(Stored entries)
* * * * *

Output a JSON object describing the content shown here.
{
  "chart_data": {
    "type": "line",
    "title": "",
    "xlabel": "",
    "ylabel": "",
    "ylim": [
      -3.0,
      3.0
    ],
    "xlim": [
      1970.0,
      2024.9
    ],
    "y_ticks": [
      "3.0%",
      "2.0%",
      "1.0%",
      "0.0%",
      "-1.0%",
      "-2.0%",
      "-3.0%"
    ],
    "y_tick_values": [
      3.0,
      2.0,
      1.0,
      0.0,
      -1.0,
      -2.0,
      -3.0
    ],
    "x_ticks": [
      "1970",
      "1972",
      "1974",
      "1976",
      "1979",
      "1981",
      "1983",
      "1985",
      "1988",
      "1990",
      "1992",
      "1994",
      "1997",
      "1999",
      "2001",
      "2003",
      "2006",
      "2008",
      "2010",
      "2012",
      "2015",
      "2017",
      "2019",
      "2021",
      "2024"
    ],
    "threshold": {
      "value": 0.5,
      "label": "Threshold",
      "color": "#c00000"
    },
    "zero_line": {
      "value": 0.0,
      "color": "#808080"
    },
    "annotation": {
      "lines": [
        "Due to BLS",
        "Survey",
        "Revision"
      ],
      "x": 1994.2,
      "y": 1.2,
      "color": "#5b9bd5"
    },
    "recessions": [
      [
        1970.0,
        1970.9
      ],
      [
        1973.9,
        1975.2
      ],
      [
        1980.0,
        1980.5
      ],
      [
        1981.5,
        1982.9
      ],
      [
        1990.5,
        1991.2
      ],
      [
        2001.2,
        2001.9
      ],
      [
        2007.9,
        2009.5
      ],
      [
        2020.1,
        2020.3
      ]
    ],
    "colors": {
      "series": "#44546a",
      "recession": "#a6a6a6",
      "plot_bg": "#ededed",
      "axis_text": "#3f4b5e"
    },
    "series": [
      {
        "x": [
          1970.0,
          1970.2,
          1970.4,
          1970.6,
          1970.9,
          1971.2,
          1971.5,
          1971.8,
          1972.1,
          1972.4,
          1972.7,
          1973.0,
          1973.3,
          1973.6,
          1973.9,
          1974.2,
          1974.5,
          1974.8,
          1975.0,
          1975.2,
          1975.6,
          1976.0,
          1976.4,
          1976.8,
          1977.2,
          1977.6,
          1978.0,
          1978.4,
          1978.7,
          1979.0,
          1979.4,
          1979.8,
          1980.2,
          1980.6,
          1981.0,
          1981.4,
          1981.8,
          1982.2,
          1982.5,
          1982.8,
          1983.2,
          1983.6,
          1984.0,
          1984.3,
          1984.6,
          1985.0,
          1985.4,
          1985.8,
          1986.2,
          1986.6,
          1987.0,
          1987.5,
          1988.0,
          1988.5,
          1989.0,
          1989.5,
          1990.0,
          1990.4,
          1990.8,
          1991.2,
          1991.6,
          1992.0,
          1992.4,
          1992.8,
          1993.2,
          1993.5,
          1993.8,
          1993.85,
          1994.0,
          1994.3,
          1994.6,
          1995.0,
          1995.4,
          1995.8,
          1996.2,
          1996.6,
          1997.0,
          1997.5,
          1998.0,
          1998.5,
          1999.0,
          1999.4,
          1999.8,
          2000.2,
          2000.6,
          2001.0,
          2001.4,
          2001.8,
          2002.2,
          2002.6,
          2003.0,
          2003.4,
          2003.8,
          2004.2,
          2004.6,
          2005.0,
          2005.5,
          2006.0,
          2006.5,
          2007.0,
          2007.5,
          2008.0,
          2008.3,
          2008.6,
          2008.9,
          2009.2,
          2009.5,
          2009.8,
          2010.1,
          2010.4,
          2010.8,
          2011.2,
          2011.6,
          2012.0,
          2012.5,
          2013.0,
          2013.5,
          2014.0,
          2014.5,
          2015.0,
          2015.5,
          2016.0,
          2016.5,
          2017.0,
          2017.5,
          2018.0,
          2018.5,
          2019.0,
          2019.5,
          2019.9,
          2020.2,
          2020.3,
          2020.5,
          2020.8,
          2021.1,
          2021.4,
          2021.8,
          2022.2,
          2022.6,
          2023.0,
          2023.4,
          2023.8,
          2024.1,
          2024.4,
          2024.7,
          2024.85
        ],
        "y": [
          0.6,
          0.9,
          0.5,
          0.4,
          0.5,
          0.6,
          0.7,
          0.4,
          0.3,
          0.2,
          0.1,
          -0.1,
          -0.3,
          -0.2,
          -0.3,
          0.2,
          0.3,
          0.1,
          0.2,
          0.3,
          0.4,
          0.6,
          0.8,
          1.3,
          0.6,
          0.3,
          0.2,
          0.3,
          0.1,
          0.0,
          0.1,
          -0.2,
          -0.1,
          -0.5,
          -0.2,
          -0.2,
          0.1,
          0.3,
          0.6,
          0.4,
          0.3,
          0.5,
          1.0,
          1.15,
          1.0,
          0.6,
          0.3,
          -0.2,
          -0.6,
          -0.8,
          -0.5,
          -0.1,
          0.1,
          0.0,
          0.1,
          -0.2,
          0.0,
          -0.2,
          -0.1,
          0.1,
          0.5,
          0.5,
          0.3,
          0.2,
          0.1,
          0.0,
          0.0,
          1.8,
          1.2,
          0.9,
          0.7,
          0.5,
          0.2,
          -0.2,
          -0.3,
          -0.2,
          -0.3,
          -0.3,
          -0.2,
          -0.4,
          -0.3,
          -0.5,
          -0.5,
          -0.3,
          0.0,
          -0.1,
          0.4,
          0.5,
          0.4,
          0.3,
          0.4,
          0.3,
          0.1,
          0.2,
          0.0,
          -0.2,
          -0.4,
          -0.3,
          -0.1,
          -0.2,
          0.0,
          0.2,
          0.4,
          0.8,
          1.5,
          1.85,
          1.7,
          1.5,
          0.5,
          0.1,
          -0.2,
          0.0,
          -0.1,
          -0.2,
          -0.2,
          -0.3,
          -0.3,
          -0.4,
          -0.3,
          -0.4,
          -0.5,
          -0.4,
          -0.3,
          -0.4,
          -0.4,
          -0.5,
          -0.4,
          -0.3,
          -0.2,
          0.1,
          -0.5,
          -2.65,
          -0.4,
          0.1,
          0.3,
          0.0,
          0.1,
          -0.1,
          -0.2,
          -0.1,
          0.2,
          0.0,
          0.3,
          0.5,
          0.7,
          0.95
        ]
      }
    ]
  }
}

* * * * *

What the exercise asks: Please quote the data above in full, with no line missing.

The answer:
Output a JSON object describing the content shown here.
{
  "chart_data": {
    "type": "line",
    "title": "",
    "xlabel": "",
    "ylabel": "",
    "ylim": [
      -3.0,
      3.0
    ],
    "xlim": [
      1970.0,
      2024.9
    ],
    "y_ticks": [
      "3.0%",
      "2.0%",
      "1.0%",
      "0.0%",
      "-1.0%",
      "-2.0%",
      "-3.0%"
    ],
    "y_tick_values": [
      3.0,
      2.0,
      1.0,
      0.0,
      -1.0,
      -2.0,
      -3.0
    ],
    "x_ticks": [
      "1970",
      "1972",
      "1974",
      "1976",
      "1979",
      "1981",
      "1983",
      "1985",
      "1988",
      "1990",
      "1992",
      "1994",
      "1997",
      "1999",
      "2001",
      "2003",
      "2006",
      "2008",
      "2010",
      "2012",
      "2015",
      "2017",
      "2019",
      "2021",
      "2024"
    ],
    "threshold": {
      "value": 0.5,
      "label": "Threshold",
      "color": "#c00000"
    },
    "zero_line": {
      "value": 0.0,
      "color": "#808080"
    },
    "annotation": {
      "lines": [
        "Due to BLS",
        "Survey",
        "Revision"
      ],
      "x": 1994.2,
      "y": 1.2,
      "color": "#5b9bd5"
    },
    "recessions": [
      [
        1970.0,
        1970.9
      ],
      [
        1973.9,
        1975.2
      ],
      [
        1980.0,
        1980.5
      ],
      [
        1981.5,
        1982.9
      ],
      [
        1990.5,
        1991.2
      ],
      [
        2001.2,
        2001.9
      ],
      [
        2007.9,
        2009.5
      ],
      [
        2020.1,
        2020.3
      ]
    ],
    "colors": {
      "series": "#44546a",
      "recession": "#a6a6a6",
      "plot_bg": "#ededed",
      "axis_text": "#3f4b5e"
    },
    "series": [
      {
        "x": [
          1970.0,
          1970.2,
          1970.4,
          1970.6,
          1970.9,
          1971.2,
          1971.5,
          1971.8,
          1972.1,
          1972.4,
          1972.7,
          1973.0,
          1973.3,
          1973.6,
          1973.9,
          1974.2,
          1974.5,
          1974.8,
          1975.0,
          1975.2,
          1975.6,
          1976.0,
          1976.4,
          1976.8,
          1977.2,
          1977.6,
          1978.0,
          1978.4,
          1978.7,
          1979.0,
          1979.4,
          1979.8,
          1980.2,
          1980.6,
          1981.0,
          1981.4,
          1981.8,
          1982.2,
          1982.5,
          1982.8,
          1983.2,
          1983.6,
          1984.0,
          1984.3,
          1984.6,
          1985.0,
          1985.4,
          1985.8,
          1986.2,
          1986.6,
          1987.0,
          1987.5,
          1988.0,
          1988.5,
          1989.0,
          1989.5,
          1990.0,
          1990.4,
          1990.8,
          1991.2,
          1991.6,
          1992.0,
          1992.4,
          1992.8,
          1993.2,
          1993.5,
          1993.8,
          1993.85,
          1994.0,
          1994.3,
          1994.6,
          1995.0,
          1995.4,
          1995.8,
          1996.2,
          1996.6,
          1997.0,
          1997.5,
          1998.0,
          1998.5,
          1999.0,
          1999.4,
          1999.8,
          2000.2,
          2000.6,
          2001.0,
          2001.4,
          2001.8,
          2002.2,
          2002.6,
          2003.0,
          2003.4,
          2003.8,
          2004.2,
          2004.6,
          2005.0,
          2005.5,
          2006.0,
          2006.5,
          2007.0,
          2007.5,
          2008.0,
          2008.3,
          2008.6,
          2008.9,
          2009.2,
          2009.5,
          2009.8,
          2010.1,
          2010.4,
          2010.8,
          2011.2,
          2011.6,
          2012.0,
          2012.5,
          2013.0,
          2013.5,
          2014.0,
          2014.5,
          2015.0,
          2015.5,
          2016.0,
          2016.5,
          2017.0,
          2017.5,
          2018.0,
          2018.5,
          2019.0,
          2019.5,
          2019.9,
          2020.2,
          2020.3,
          2020.5,
          2020.8,
          2021.1,
          2021.4,
          2021.8,
          2022.2,
          2022.6,
          2023.0,
          2023.4,
          2023.8,
          2024.1,
          2024.4,
          2024.7,
          2024.85
        ],
        "y": [
          0.6,
          0.9,
          0.5,
          0.4,
          0.5,
          0.6,
          0.7,
          0.4,
          0.3,
          0.2,
          0.1,
          -0.1,
          -0.3,
          -0.2,
          -0.3,
          0.2,
          0.3,
          0.1,
          0.2,
          0.3,
          0.4,
          0.6,
          0.8,
          1.3,
          0.6,
          0.3,
          0.2,
          0.3,
          0.1,
          0.0,
          0.1,
          -0.2,
          -0.1,
          -0.5,
          -0.2,
          -0.2,
          0.1,
          0.3,
          0.6,
          0.4,
          0.3,
          0.5,
          1.0,
          1.15,
          1.0,
          0.6,
          0.3,
          -0.2,
          -0.6,
          -0.8,
          -0.5,
          -0.1,
          0.1,
          0.0,
          0.1,
          -0.2,
          0.0,
          -0.2,
          -0.1,
          0.1,
          0.5,
          0.5,
          0.3,
          0.2,
          0.1,
          0.0,
          0.0,
          1.8,
          1.2,
          0.9,
          0.7,
          0.5,
          0.2,
          -0.2,
          -0.3,
          -0.2,
          -0.3,
          -0.3,
          -0.2,
          -0.4,
          -0.3,
          -0.5,
          -0.5,
          -0.3,
          0.0,
          -0.1,
          0.4,
          0.5,
          0.4,
          0.3,
          0.4,
          0.3,
          0.1,
          0.2,
          0.0,
          -0.2,
          -0.4,
          -0.3,
          -0.1,
          -0.2,
          0.0,
          0.2,
          0.4,
          0.8,
          1.5,
          1.85,
          1.7,
          1.5,
          0.5,
          0.1,
          -0.2,
          0.0,
          -0.1,
          -0.2,
          -0.2,
          -0.3,
          -0.3,
          -0.4,
          -0.3,
          -0.4,
          -0.5,
          -0.4,
          -0.3,
          -0.4,
          -0.4,
          -0.5,
          -0.4,
          -0.3,
          -0.2,
          0.1,
          -0.5,
          -2.65,
          -0.4,
          0.1,
          0.3,
          0.0,
          0.1,
          -0.1,
          -0.2,
          -0.1,
          0.2,
          0.0,
          0.3,
          0.5,
          0.7,
          0.95
        ]
      }
    ]
  }
}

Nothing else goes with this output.